- [PROBLEM STATEMENT]
Restate word for word the lines from the one containing "Convert this document image to plain text." through the end of the listing below, with both ends included.

* begin AVAILABLE RECORDS *

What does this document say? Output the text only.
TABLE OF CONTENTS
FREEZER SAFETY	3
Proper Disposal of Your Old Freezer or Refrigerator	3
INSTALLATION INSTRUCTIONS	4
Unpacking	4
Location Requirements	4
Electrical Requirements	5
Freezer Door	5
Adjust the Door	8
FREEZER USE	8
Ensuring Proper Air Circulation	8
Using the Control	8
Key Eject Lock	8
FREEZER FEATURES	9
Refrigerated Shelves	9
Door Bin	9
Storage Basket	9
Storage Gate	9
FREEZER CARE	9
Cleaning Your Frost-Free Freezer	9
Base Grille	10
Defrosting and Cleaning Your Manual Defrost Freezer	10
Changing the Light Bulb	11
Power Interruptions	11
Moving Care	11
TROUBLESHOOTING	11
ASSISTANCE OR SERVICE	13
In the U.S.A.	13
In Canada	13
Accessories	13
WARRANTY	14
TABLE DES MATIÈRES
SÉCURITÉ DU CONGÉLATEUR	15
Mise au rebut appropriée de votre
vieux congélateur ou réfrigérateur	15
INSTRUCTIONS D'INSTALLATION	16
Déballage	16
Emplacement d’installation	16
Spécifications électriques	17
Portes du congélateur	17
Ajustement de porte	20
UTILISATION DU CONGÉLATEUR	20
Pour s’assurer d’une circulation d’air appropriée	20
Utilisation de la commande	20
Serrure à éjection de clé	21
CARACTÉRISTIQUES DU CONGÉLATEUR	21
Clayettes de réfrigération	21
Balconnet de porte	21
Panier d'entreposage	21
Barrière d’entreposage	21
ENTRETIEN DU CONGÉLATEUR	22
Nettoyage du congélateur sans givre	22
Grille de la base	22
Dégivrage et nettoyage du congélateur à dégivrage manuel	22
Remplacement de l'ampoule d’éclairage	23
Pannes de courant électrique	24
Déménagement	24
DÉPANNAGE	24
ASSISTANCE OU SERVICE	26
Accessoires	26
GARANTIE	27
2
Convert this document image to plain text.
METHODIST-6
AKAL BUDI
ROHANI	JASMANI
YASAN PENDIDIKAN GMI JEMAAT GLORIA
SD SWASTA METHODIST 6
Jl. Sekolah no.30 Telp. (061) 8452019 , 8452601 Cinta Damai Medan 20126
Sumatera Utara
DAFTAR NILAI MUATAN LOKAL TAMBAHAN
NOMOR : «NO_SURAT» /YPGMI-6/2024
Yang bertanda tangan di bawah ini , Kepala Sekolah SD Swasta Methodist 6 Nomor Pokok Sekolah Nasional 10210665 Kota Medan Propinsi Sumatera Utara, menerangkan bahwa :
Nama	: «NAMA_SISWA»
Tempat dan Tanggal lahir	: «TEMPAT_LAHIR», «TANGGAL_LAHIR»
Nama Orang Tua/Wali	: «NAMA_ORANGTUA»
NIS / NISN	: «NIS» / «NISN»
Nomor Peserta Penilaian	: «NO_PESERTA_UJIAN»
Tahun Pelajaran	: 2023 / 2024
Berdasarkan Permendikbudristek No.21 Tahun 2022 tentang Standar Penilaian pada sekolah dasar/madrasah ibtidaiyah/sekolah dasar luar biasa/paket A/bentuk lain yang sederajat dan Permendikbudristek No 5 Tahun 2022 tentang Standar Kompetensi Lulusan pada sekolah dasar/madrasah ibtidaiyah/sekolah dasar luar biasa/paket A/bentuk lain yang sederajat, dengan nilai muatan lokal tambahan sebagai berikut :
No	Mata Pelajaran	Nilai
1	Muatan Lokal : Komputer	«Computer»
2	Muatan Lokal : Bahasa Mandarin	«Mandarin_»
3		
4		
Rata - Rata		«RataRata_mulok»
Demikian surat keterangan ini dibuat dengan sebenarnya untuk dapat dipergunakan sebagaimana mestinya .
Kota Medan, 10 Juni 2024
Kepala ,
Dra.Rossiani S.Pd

* end AVAILABLE RECORDS *

- [WRITTEN ANSWER]
Convert this document image to plain text.
METHODIST-6
AKAL BUDI
ROHANI	JASMANI
YASAN PENDIDIKAN GMI JEMAAT GLORIA
SD SWASTA METHODIST 6
Jl. Sekolah no.30 Telp. (061) 8452019 , 8452601 Cinta Damai Medan 20126
Sumatera Utara
DAFTAR NILAI MUATAN LOKAL TAMBAHAN
NOMOR : «NO_SURAT» /YPGMI-6/2024
Yang bertanda tangan di bawah ini , Kepala Sekolah SD Swasta Methodist 6 Nomor Pokok Sekolah Nasional 10210665 Kota Medan Propinsi Sumatera Utara, menerangkan bahwa :
Nama	: «NAMA_SISWA»
Tempat dan Tanggal lahir	: «TEMPAT_LAHIR», «TANGGAL_LAHIR»
Nama Orang Tua/Wali	: «NAMA_ORANGTUA»
NIS / NISN	: «NIS» / «NISN»
Nomor Peserta Penilaian	: «NO_PESERTA_UJIAN»
Tahun Pelajaran	: 2023 / 2024
Berdasarkan Permendikbudristek No.21 Tahun 2022 tentang Standar Penilaian pada sekolah dasar/madrasah ibtidaiyah/sekolah dasar luar biasa/paket A/bentuk lain yang sederajat dan Permendikbudristek No 5 Tahun 2022 tentang Standar Kompetensi Lulusan pada sekolah dasar/madrasah ibtidaiyah/sekolah dasar luar biasa/paket A/bentuk lain yang sederajat, dengan nilai muatan lokal tambahan sebagai berikut :
No	Mata Pelajaran	Nilai
1	Muatan Lokal : Komputer	«Computer»
2	Muatan Lokal : Bahasa Mandarin	«Mandarin_»
3		
4		
Rata - Rata		«RataRata_mulok»
Demikian surat keterangan ini dibuat dengan sebenarnya untuk dapat dipergunakan sebagaimana mestinya .
Kota Medan, 10 Juni 2024
Kepala ,
Dra.Rossiani S.Pd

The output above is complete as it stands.